> Given task: Transcribe every entry word for word, leaving out all images.

> Dataset records:
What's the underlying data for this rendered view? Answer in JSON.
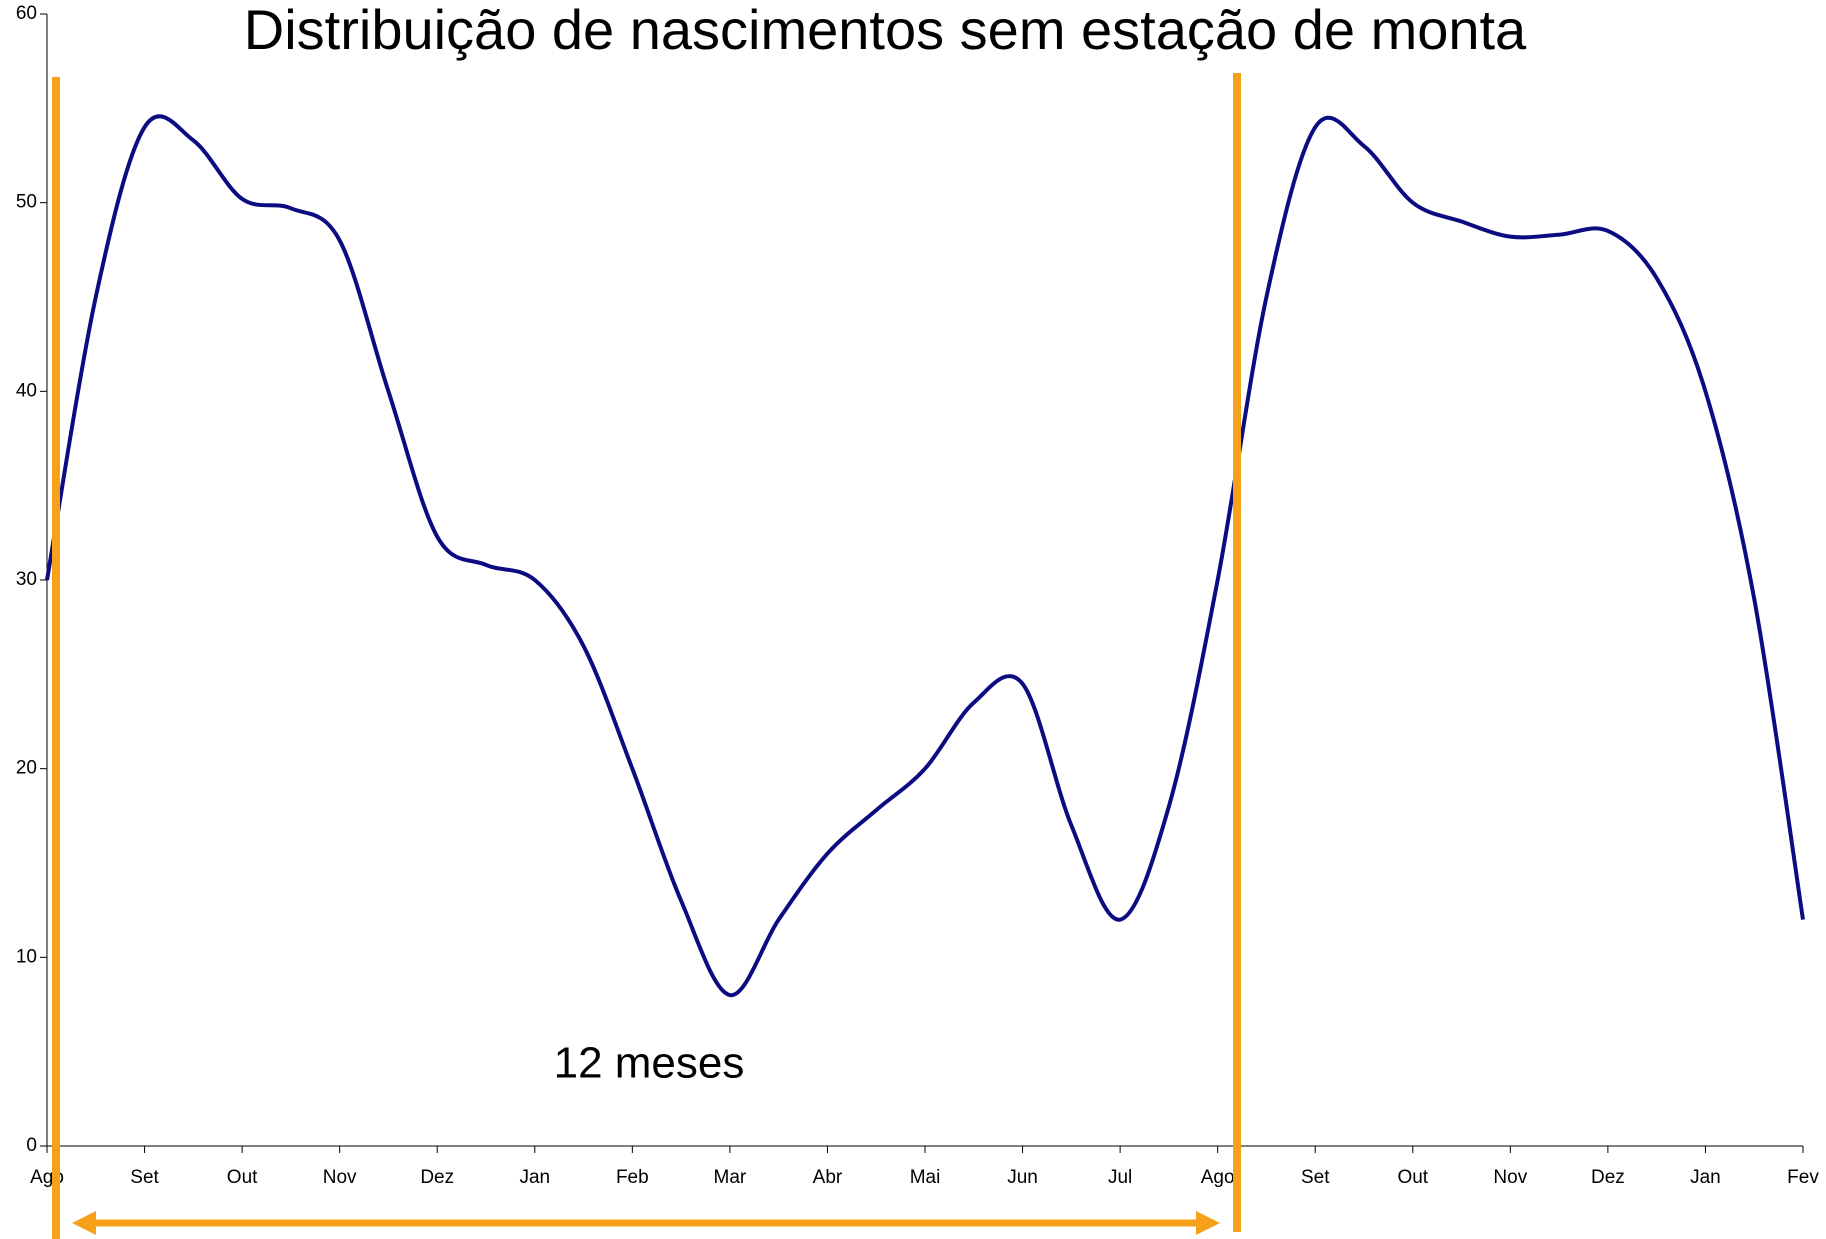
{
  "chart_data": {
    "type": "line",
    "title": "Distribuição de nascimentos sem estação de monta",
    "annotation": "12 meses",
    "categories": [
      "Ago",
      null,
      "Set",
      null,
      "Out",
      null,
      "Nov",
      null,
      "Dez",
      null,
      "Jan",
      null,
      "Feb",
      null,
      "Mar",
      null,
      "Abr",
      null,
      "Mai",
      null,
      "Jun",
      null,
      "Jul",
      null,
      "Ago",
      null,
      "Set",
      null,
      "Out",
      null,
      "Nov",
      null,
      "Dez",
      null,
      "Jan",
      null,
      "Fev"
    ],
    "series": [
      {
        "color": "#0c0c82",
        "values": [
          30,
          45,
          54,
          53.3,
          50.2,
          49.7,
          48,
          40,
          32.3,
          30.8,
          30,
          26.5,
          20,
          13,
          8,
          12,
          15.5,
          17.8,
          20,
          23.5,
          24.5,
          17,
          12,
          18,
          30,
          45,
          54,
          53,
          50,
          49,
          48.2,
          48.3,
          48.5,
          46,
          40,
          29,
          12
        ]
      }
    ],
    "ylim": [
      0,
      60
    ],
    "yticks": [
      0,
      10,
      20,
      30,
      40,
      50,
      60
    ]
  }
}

> Correct response:
What's the underlying data for this rendered view? Answer in JSON.
{
  "chart_data": {
    "type": "line",
    "title": "Distribuição de nascimentos sem estação de monta",
    "annotation": "12 meses",
    "categories": [
      "Ago",
      null,
      "Set",
      null,
      "Out",
      null,
      "Nov",
      null,
      "Dez",
      null,
      "Jan",
      null,
      "Feb",
      null,
      "Mar",
      null,
      "Abr",
      null,
      "Mai",
      null,
      "Jun",
      null,
      "Jul",
      null,
      "Ago",
      null,
      "Set",
      null,
      "Out",
      null,
      "Nov",
      null,
      "Dez",
      null,
      "Jan",
      null,
      "Fev"
    ],
    "series": [
      {
        "color": "#0c0c82",
        "values": [
          30,
          45,
          54,
          53.3,
          50.2,
          49.7,
          48,
          40,
          32.3,
          30.8,
          30,
          26.5,
          20,
          13,
          8,
          12,
          15.5,
          17.8,
          20,
          23.5,
          24.5,
          17,
          12,
          18,
          30,
          45,
          54,
          53,
          50,
          49,
          48.2,
          48.3,
          48.5,
          46,
          40,
          29,
          12
        ]
      }
    ],
    "ylim": [
      0,
      60
    ],
    "yticks": [
      0,
      10,
      20,
      30,
      40,
      50,
      60
    ]
  }
}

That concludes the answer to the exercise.